-- INFORMATION GIVEN start --

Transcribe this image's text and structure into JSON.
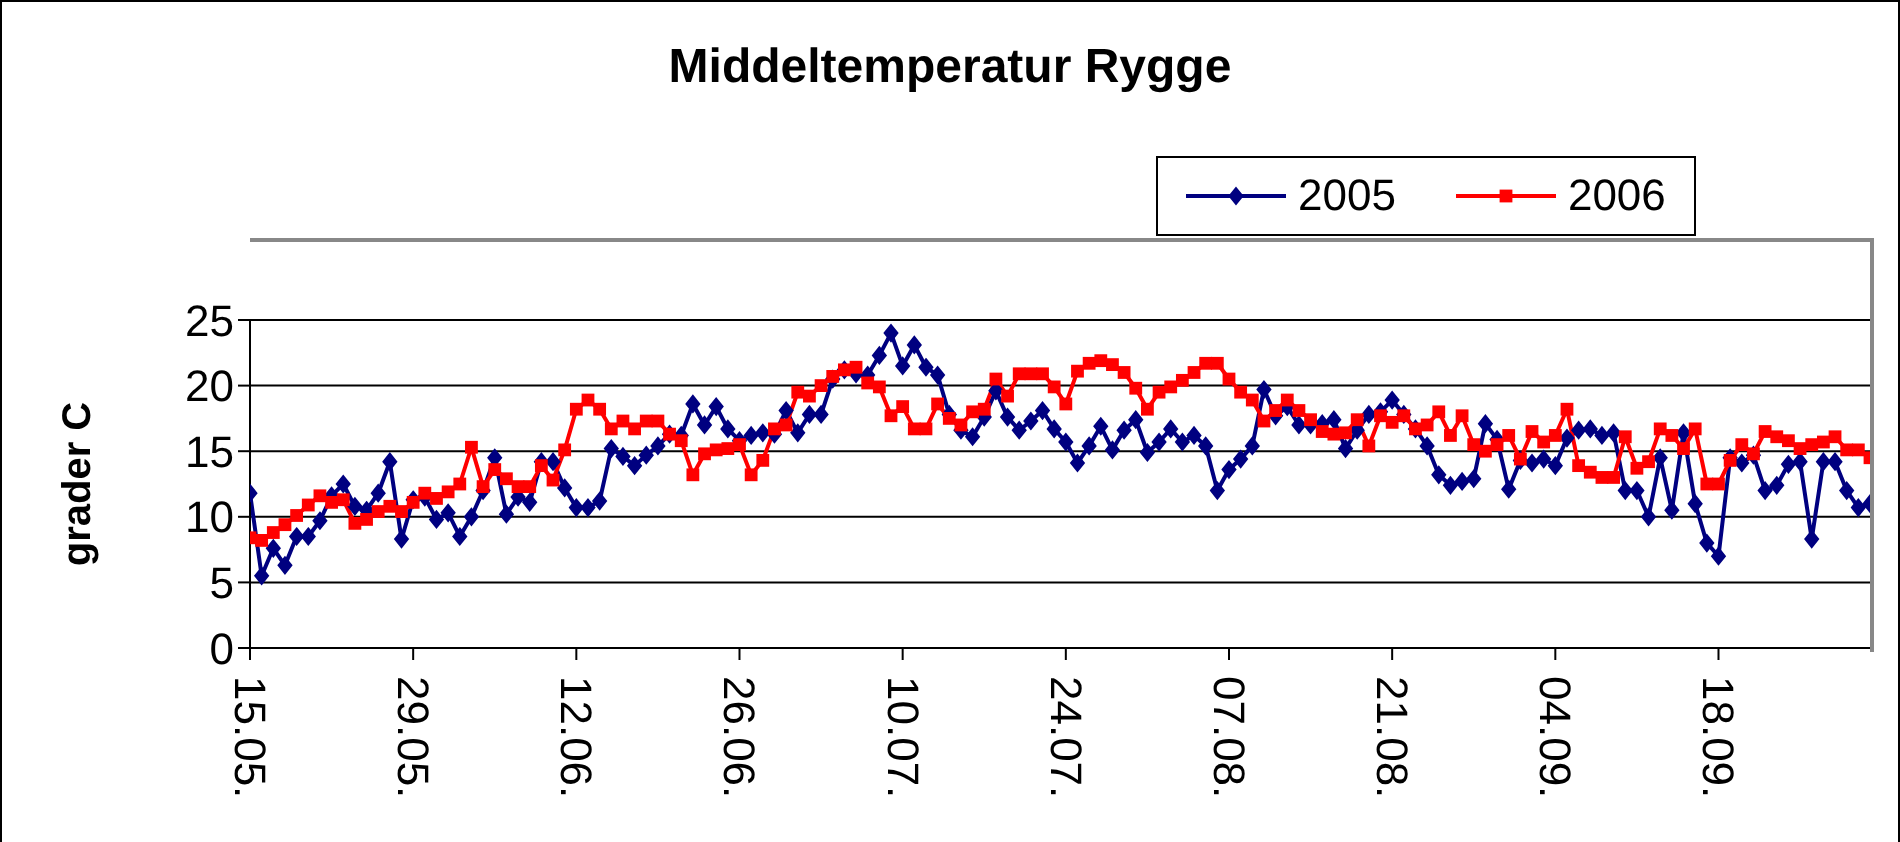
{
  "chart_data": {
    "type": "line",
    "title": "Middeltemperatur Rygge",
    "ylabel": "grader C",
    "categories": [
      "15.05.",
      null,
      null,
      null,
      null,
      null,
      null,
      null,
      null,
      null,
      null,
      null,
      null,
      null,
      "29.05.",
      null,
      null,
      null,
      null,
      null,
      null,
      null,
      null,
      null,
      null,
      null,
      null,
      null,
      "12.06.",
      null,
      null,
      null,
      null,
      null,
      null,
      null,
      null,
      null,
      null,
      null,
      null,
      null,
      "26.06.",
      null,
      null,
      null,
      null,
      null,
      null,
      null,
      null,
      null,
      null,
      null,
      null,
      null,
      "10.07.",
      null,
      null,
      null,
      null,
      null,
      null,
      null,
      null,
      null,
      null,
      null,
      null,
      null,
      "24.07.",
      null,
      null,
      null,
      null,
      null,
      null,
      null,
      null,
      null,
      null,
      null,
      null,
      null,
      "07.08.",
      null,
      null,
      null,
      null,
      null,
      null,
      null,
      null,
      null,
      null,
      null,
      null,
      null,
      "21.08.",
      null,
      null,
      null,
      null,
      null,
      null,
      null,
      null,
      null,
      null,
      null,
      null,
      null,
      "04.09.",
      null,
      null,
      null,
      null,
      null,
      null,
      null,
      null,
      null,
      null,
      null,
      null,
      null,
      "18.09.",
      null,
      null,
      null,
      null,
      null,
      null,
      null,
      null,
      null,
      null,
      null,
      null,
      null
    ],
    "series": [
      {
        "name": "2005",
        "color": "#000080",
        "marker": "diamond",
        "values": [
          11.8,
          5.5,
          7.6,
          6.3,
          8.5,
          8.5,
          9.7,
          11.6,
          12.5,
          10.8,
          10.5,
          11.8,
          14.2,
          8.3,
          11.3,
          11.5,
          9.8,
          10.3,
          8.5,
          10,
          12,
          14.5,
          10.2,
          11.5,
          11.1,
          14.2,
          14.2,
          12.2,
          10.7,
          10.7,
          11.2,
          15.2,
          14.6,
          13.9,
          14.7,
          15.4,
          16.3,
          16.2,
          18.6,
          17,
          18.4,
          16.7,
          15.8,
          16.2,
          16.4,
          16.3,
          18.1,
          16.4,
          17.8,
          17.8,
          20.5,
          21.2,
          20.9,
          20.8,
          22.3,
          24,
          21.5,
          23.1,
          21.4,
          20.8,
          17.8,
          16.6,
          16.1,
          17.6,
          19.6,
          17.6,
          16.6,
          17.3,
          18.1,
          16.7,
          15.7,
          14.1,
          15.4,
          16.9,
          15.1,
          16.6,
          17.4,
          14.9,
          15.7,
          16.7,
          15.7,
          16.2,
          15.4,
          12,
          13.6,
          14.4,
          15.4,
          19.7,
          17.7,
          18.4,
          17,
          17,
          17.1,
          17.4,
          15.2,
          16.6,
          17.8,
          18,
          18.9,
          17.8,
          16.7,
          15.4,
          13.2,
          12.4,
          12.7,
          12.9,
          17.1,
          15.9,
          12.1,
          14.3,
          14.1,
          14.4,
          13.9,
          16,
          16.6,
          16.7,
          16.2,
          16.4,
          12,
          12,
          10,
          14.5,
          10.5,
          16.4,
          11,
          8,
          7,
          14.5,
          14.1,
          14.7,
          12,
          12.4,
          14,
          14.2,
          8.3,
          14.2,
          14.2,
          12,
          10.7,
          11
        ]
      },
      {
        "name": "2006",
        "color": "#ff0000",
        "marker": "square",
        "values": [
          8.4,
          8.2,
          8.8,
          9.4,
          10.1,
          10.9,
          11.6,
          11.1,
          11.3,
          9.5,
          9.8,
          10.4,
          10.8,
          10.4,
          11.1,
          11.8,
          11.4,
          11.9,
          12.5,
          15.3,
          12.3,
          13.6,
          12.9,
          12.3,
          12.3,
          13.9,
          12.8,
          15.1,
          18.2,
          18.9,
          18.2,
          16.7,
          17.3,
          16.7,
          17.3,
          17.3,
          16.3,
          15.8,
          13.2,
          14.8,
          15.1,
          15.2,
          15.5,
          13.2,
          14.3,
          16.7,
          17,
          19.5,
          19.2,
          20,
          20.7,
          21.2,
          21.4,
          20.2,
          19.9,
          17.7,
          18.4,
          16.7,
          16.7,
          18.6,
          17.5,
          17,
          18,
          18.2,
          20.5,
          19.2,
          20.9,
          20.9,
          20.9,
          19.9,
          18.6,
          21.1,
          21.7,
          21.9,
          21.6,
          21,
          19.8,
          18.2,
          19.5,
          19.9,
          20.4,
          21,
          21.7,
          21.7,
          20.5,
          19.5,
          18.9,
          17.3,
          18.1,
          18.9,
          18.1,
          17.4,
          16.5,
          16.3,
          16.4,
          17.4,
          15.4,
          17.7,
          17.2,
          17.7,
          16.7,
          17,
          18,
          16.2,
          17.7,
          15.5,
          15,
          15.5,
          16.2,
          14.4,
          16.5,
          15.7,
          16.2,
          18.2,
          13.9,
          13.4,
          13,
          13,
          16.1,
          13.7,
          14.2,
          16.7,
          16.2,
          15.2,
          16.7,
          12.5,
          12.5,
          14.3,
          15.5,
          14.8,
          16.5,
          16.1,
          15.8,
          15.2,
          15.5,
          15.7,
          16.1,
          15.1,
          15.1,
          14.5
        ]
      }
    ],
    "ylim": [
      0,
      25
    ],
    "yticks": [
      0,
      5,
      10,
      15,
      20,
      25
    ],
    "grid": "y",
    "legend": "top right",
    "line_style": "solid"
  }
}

-- INFORMATION GIVEN end --
-- INFORMATION GIVEN start --

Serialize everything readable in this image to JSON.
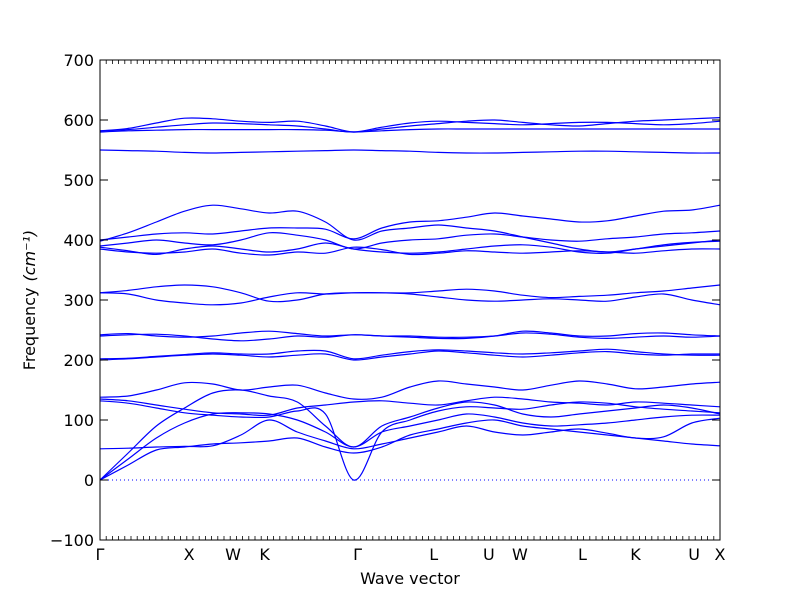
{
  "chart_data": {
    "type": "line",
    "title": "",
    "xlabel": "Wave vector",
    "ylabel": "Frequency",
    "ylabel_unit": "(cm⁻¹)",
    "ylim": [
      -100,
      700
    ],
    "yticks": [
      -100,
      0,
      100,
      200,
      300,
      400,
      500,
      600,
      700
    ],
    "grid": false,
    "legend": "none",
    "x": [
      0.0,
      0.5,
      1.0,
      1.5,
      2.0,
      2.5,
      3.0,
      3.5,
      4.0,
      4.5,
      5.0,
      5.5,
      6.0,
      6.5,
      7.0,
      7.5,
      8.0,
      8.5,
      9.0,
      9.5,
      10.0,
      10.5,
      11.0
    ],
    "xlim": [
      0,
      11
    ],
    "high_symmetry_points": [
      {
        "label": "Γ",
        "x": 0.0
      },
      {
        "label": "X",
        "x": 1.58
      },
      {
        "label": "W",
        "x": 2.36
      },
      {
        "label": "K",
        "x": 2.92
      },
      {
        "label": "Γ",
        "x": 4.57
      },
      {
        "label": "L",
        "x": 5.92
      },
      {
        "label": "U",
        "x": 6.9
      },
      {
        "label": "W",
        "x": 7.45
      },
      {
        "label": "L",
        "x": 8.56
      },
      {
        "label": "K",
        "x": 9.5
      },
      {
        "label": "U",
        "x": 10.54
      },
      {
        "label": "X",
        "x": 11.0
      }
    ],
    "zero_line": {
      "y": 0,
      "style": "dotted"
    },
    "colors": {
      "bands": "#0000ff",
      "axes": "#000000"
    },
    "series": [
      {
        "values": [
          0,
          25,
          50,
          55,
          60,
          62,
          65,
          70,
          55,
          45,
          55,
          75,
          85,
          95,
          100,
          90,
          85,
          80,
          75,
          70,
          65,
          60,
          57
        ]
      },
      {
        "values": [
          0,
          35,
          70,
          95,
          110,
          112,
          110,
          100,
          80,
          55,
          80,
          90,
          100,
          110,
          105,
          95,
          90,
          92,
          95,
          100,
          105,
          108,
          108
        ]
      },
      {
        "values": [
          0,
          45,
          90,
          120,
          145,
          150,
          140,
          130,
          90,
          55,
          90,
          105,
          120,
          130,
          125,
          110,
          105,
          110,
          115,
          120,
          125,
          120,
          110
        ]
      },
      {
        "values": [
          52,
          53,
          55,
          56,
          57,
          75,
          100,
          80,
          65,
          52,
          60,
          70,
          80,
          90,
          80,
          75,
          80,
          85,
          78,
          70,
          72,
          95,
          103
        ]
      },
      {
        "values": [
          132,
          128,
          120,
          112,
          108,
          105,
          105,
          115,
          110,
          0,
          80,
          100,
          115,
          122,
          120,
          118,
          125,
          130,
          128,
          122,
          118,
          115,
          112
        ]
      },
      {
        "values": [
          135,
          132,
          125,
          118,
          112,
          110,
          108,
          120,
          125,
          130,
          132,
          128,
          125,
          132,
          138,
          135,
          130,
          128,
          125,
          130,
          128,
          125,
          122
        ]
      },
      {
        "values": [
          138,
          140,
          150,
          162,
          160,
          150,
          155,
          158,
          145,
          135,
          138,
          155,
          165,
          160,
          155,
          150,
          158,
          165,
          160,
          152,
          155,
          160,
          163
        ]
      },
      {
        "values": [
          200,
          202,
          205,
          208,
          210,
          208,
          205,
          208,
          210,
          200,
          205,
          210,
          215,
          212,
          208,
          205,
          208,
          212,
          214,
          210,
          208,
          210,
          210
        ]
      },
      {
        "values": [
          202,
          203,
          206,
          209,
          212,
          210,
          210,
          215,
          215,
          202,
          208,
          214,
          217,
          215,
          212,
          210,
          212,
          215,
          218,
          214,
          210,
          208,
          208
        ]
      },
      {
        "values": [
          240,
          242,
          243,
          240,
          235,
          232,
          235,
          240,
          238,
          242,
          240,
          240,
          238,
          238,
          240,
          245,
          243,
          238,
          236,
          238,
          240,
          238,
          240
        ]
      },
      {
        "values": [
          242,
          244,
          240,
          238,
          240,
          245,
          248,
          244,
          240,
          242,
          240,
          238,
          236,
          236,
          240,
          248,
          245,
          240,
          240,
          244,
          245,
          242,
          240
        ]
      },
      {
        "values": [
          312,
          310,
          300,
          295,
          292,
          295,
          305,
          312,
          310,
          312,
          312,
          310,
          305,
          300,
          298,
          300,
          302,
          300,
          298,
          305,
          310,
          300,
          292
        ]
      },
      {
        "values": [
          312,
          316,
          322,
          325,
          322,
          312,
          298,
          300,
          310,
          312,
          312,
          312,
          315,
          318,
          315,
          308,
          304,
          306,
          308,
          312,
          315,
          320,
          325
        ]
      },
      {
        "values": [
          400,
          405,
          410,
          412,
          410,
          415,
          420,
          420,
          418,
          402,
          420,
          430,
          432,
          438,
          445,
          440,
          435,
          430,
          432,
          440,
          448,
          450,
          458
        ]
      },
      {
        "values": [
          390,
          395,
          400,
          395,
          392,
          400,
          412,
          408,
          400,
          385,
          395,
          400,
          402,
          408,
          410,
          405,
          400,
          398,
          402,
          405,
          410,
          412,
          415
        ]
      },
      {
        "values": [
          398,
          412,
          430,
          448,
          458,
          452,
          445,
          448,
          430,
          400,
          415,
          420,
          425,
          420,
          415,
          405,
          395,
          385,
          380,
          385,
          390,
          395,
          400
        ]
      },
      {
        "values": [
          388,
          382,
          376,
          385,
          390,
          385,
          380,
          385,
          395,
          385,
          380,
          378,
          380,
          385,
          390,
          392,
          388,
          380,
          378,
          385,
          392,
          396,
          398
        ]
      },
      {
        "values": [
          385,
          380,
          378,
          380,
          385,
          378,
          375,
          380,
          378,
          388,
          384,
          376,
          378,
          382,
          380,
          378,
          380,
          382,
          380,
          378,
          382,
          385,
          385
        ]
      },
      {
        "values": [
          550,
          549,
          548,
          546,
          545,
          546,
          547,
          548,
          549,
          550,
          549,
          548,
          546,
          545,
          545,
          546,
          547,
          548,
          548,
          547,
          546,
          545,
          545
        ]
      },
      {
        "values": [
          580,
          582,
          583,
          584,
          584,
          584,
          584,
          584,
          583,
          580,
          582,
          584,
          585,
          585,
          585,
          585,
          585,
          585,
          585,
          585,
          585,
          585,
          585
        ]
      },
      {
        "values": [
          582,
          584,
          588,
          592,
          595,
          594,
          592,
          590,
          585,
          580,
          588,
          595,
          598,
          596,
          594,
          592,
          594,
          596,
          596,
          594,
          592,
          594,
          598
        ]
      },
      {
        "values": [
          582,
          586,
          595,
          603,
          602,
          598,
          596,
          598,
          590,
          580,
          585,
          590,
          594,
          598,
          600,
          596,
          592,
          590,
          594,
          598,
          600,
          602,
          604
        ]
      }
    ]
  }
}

-- INFORMATION GIVEN end --

§ WHAT YOU NEED TO DO: Select, from the listing, all lines that include the word "JSON".

§ SOLUTION FOR THIS PROBLEM:
Transcribe this image's text and structure into JSON.
Serialize everything readable in this image to JSON.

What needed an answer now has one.